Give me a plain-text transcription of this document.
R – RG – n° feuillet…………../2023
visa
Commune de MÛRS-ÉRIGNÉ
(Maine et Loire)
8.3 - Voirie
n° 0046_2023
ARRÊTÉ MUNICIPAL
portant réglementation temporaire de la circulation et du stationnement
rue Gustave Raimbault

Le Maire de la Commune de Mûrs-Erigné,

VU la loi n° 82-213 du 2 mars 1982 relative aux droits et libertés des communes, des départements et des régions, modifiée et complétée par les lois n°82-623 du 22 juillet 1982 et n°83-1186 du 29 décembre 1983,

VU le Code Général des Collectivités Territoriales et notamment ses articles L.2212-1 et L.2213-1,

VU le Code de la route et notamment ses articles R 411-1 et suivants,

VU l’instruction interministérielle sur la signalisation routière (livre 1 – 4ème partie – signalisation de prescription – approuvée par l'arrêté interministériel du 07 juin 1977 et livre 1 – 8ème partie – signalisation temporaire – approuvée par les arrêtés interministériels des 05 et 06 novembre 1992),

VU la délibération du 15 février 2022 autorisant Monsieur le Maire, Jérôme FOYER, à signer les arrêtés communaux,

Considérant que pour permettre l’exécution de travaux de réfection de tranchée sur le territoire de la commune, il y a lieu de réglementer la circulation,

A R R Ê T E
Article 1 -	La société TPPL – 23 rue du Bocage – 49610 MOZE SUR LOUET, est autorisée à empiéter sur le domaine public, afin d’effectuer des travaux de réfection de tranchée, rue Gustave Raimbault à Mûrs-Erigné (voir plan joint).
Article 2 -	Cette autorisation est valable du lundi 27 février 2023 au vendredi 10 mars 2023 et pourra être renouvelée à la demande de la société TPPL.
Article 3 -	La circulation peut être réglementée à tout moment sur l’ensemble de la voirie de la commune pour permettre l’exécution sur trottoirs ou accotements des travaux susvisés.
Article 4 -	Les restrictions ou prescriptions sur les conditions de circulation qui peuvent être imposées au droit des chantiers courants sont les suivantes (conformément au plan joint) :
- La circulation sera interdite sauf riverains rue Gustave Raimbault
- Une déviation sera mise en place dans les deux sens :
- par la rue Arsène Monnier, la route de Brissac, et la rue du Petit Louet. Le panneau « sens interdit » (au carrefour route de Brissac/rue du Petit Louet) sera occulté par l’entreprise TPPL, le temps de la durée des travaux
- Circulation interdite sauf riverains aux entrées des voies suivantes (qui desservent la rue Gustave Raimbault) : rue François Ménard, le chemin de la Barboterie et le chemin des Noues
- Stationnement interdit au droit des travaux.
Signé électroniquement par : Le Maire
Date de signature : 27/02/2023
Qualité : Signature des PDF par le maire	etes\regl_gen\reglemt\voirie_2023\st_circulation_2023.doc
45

• Task description
Extract all of the data shown above without alteration.

• Solution for this problem
Give me a plain-text transcription of this document.
R – RG – n° feuillet…………../2023
visa
Commune de MÛRS-ÉRIGNÉ
(Maine et Loire)
8.3 - Voirie
n° 0046_2023
ARRÊTÉ MUNICIPAL
portant réglementation temporaire de la circulation et du stationnement
rue Gustave Raimbault

Le Maire de la Commune de Mûrs-Erigné,

VU la loi n° 82-213 du 2 mars 1982 relative aux droits et libertés des communes, des départements et des régions, modifiée et complétée par les lois n°82-623 du 22 juillet 1982 et n°83-1186 du 29 décembre 1983,

VU le Code Général des Collectivités Territoriales et notamment ses articles L.2212-1 et L.2213-1,

VU le Code de la route et notamment ses articles R 411-1 et suivants,

VU l’instruction interministérielle sur la signalisation routière (livre 1 – 4ème partie – signalisation de prescription – approuvée par l'arrêté interministériel du 07 juin 1977 et livre 1 – 8ème partie – signalisation temporaire – approuvée par les arrêtés interministériels des 05 et 06 novembre 1992),

VU la délibération du 15 février 2022 autorisant Monsieur le Maire, Jérôme FOYER, à signer les arrêtés communaux,

Considérant que pour permettre l’exécution de travaux de réfection de tranchée sur le territoire de la commune, il y a lieu de réglementer la circulation,

A R R Ê T E
Article 1 -	La société TPPL – 23 rue du Bocage – 49610 MOZE SUR LOUET, est autorisée à empiéter sur le domaine public, afin d’effectuer des travaux de réfection de tranchée, rue Gustave Raimbault à Mûrs-Erigné (voir plan joint).
Article 2 -	Cette autorisation est valable du lundi 27 février 2023 au vendredi 10 mars 2023 et pourra être renouvelée à la demande de la société TPPL.
Article 3 -	La circulation peut être réglementée à tout moment sur l’ensemble de la voirie de la commune pour permettre l’exécution sur trottoirs ou accotements des travaux susvisés.
Article 4 -	Les restrictions ou prescriptions sur les conditions de circulation qui peuvent être imposées au droit des chantiers courants sont les suivantes (conformément au plan joint) :
- La circulation sera interdite sauf riverains rue Gustave Raimbault
- Une déviation sera mise en place dans les deux sens :
- par la rue Arsène Monnier, la route de Brissac, et la rue du Petit Louet. Le panneau « sens interdit » (au carrefour route de Brissac/rue du Petit Louet) sera occulté par l’entreprise TPPL, le temps de la durée des travaux
- Circulation interdite sauf riverains aux entrées des voies suivantes (qui desservent la rue Gustave Raimbault) : rue François Ménard, le chemin de la Barboterie et le chemin des Noues
- Stationnement interdit au droit des travaux.
Signé électroniquement par : Le Maire
Date de signature : 27/02/2023
Qualité : Signature des PDF par le maire	etes\regl_gen\reglemt\voirie_2023\st_circulation_2023.doc
45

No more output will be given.